__PROBLEM DESCRIPTION__.
Filter the records for lines holding the string "from".

* Start RECORDS FOR THIS EXERCISE *

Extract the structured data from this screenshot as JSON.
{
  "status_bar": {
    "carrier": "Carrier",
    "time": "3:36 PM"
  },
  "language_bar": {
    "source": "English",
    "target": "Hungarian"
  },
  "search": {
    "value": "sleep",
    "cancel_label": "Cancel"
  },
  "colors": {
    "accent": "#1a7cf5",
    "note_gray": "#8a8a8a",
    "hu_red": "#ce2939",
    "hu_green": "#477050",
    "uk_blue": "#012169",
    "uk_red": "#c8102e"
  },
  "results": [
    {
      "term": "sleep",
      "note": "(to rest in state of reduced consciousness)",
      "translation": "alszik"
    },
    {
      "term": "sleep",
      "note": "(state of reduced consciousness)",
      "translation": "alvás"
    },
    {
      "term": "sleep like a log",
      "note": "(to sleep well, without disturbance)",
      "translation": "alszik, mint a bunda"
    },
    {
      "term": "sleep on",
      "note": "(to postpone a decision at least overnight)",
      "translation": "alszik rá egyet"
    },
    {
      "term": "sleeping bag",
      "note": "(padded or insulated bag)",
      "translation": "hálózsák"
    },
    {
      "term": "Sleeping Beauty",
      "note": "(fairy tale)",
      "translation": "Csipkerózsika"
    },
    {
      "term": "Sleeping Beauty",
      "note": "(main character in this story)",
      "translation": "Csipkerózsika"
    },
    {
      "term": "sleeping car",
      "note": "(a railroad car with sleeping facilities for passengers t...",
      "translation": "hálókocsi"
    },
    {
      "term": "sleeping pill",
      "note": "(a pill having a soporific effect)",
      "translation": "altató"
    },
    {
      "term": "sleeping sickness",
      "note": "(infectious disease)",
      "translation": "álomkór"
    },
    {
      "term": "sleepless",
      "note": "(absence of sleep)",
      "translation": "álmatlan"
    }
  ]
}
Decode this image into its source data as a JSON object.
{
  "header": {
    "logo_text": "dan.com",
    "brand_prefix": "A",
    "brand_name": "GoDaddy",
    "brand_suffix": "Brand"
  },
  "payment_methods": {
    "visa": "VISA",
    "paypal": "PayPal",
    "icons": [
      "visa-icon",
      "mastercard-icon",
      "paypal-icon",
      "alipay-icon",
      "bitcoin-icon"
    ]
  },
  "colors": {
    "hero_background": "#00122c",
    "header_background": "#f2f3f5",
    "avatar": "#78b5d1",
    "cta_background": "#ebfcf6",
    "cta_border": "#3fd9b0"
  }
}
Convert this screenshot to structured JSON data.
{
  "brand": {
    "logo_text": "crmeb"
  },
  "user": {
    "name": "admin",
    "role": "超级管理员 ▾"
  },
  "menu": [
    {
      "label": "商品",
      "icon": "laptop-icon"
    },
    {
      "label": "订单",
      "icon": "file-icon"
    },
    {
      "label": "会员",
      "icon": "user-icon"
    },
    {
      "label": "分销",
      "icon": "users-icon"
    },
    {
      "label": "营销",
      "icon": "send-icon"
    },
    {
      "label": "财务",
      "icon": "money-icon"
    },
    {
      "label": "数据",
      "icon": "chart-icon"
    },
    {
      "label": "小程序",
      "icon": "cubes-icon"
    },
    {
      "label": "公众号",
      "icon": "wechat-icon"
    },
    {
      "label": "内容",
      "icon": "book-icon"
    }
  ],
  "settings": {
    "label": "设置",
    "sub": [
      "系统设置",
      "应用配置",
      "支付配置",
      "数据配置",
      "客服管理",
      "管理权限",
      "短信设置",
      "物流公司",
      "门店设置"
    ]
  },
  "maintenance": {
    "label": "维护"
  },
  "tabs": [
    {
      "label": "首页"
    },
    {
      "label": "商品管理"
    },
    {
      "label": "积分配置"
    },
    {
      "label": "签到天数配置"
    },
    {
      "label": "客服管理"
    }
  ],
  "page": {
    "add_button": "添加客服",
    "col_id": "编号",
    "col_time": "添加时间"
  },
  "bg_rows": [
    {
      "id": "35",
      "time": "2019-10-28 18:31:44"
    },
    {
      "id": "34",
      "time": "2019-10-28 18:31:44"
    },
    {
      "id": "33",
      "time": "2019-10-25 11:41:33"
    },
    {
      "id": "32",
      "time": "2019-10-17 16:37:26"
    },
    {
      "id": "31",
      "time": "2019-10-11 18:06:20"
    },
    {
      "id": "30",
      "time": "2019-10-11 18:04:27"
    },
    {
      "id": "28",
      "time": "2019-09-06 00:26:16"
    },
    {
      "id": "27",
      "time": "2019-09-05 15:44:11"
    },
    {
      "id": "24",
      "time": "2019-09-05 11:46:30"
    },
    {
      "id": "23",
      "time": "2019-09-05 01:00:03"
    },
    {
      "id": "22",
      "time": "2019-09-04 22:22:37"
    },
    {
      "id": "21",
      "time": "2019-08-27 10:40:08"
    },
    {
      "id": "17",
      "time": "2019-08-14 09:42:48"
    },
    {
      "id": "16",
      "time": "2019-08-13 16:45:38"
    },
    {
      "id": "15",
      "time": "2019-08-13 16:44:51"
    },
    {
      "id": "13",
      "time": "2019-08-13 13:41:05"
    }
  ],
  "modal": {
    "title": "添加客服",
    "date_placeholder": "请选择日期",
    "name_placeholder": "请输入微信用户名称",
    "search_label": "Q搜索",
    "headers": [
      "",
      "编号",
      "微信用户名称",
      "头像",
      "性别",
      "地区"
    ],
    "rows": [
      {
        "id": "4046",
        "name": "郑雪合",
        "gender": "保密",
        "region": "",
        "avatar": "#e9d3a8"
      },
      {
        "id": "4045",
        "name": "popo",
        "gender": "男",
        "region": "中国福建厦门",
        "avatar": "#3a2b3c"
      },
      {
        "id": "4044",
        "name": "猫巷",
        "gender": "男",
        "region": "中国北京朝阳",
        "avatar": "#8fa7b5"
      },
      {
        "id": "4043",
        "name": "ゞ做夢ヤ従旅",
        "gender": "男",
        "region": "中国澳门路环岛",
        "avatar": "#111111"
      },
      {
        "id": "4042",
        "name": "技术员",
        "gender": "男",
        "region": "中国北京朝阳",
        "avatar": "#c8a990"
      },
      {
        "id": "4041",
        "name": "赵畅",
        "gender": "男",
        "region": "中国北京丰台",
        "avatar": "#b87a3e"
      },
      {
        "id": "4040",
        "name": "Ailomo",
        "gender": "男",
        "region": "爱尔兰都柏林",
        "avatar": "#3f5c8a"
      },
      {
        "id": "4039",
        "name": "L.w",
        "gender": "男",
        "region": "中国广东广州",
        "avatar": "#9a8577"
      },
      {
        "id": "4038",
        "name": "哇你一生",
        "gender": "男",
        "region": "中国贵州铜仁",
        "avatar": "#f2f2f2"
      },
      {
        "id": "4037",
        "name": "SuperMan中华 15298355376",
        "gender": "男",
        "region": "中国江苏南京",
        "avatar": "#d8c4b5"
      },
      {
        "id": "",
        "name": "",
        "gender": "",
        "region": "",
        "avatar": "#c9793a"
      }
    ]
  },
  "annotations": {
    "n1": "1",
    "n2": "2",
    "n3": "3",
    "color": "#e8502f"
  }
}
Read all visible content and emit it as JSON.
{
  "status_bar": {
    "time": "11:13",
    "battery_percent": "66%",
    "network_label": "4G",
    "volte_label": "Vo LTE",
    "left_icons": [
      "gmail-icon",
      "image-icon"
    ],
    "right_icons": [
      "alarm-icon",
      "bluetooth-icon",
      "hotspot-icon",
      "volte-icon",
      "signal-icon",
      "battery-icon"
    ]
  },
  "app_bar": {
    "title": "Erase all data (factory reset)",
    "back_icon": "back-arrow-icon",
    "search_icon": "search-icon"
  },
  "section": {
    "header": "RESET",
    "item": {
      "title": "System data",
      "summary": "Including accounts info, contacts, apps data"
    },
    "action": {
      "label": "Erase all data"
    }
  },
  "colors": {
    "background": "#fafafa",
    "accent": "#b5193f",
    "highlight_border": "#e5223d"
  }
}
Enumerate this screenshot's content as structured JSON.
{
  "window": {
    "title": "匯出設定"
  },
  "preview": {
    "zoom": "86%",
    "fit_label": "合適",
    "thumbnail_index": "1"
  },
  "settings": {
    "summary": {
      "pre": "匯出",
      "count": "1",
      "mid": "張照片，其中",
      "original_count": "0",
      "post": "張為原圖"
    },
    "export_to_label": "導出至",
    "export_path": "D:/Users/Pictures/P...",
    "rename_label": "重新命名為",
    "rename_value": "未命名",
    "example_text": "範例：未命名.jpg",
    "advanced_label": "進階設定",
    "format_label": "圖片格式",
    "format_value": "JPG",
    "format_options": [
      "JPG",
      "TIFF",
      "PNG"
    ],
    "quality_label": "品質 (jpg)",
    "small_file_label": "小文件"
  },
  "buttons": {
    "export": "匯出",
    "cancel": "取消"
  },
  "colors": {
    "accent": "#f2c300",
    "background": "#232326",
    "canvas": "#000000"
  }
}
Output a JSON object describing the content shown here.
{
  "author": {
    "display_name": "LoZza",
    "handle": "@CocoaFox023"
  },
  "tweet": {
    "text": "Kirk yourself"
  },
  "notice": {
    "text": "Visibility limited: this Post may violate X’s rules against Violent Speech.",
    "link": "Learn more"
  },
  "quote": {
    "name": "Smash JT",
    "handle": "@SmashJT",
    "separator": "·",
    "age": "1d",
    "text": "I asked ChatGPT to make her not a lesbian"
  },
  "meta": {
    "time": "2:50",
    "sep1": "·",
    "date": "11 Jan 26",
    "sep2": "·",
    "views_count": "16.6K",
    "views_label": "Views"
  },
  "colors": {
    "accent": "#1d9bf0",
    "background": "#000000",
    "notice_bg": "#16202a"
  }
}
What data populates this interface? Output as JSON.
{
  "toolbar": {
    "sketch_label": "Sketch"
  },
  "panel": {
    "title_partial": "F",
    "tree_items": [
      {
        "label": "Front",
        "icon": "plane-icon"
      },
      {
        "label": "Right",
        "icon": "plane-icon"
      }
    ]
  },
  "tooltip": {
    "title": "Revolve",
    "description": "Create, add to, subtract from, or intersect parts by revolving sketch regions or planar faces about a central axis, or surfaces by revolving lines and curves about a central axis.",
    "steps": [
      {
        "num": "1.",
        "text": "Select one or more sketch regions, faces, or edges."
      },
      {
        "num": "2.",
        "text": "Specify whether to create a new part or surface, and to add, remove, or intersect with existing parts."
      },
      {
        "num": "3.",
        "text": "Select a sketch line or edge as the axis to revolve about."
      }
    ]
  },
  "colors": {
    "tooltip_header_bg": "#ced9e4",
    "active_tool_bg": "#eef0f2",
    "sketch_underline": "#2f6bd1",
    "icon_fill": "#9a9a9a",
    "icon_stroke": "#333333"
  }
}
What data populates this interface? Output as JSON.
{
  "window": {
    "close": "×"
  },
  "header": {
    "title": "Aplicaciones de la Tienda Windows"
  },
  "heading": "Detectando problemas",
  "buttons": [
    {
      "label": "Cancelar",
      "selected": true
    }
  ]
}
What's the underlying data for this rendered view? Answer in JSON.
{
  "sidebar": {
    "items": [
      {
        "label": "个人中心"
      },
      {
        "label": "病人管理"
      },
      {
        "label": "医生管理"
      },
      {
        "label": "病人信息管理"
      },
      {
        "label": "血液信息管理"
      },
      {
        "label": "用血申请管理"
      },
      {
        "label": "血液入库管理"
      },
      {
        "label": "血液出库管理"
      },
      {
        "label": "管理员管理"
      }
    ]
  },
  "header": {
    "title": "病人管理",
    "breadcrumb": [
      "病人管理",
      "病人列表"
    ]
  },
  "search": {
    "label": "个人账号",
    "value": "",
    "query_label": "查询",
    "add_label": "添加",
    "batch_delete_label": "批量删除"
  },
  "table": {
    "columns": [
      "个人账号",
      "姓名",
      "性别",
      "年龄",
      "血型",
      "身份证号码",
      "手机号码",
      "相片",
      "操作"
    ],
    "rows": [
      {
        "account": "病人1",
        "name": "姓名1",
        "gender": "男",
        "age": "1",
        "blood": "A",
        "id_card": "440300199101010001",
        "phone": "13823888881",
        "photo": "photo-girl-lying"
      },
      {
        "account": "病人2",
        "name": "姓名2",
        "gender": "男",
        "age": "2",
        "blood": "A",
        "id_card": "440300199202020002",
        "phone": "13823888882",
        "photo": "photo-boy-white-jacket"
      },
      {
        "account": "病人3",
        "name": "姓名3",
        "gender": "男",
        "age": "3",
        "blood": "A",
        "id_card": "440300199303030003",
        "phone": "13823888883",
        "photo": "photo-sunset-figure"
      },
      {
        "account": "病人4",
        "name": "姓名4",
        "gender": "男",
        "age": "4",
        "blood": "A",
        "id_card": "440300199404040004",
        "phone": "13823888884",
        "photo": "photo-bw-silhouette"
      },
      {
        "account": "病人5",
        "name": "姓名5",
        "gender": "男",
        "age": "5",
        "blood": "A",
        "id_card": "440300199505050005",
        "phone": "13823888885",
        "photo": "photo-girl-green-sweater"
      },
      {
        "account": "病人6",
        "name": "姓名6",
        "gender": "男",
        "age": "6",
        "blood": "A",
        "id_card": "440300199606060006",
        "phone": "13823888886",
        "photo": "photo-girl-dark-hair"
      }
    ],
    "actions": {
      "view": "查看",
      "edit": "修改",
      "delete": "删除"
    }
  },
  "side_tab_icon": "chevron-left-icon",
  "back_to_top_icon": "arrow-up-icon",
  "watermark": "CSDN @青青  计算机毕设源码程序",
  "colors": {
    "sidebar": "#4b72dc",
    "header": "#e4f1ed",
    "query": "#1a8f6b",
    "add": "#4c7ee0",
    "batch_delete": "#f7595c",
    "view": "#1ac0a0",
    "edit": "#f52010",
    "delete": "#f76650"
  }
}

* End RECORDS FOR THIS EXERCISE *

__PROBLEM SOLUTION__.
Extract the structured data from this screenshot as JSON.
    "description": "Create, add to, subtract from, or intersect parts by revolving sketch regions or planar faces about a central axis, or surfaces by revolving lines and curves about a central axis.",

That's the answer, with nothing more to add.